**The input**

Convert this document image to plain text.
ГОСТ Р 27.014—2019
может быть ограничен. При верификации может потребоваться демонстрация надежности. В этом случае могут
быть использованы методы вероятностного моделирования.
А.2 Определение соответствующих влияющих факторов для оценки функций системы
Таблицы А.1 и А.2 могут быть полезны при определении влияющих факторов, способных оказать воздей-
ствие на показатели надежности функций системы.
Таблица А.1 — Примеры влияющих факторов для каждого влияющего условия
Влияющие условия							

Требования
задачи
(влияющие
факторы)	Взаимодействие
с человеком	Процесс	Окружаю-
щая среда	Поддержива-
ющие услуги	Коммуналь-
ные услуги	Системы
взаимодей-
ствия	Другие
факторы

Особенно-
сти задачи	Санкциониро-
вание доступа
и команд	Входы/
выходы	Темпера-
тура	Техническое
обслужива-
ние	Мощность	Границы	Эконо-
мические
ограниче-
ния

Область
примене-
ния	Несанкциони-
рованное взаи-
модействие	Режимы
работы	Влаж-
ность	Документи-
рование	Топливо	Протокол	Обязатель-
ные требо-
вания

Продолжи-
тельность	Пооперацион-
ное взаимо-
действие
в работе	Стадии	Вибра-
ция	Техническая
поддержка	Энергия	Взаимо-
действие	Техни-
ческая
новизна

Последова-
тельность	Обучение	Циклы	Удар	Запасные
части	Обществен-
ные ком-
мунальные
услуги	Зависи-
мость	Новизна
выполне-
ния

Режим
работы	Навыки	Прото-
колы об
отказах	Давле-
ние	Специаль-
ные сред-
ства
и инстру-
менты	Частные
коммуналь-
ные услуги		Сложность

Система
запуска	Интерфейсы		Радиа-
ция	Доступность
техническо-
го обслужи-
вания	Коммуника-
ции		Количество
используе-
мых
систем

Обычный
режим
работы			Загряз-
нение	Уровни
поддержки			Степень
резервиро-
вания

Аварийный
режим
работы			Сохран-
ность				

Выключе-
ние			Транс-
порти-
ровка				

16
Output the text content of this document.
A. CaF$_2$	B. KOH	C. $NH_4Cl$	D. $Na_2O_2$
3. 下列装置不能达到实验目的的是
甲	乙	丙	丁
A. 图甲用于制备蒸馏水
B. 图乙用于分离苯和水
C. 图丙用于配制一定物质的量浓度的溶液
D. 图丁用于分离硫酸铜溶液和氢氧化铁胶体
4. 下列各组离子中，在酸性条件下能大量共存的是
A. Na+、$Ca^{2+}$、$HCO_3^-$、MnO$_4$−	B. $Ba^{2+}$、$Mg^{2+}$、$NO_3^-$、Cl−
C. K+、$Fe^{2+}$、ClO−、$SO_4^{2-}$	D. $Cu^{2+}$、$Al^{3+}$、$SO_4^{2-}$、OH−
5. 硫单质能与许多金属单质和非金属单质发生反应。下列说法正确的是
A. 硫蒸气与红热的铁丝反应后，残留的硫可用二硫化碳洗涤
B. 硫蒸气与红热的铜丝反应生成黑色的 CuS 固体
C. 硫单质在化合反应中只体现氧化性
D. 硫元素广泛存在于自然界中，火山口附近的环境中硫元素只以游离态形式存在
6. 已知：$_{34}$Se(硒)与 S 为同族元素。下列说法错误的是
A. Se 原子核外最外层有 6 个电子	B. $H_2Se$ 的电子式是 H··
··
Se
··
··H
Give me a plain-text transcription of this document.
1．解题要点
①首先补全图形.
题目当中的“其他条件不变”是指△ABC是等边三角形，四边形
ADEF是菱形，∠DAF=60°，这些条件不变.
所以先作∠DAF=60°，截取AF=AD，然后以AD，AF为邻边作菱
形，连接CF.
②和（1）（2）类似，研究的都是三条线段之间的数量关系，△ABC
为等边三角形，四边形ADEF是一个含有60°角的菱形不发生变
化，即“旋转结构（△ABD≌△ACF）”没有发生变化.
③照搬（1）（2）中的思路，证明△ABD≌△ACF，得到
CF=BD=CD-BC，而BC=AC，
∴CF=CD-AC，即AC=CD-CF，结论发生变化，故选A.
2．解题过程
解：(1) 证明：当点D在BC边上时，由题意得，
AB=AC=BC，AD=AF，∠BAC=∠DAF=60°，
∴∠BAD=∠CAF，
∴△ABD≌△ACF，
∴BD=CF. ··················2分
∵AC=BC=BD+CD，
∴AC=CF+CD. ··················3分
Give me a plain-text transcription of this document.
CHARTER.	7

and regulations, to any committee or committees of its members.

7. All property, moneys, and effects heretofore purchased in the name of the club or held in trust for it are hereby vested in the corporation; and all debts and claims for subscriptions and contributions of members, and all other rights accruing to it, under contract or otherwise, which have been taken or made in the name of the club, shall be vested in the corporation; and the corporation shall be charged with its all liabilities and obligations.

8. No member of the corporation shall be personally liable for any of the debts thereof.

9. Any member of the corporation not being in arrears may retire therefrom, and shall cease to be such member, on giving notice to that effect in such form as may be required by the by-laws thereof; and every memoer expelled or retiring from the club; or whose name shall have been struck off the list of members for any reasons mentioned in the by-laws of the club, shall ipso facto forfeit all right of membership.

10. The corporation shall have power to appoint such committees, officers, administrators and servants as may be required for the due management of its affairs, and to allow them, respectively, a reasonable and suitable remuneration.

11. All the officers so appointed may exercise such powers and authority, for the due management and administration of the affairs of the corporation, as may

**Exercise task**
Count each line of the entries that holds the word "факторов", then state the total and nothing more.

**Full output**
3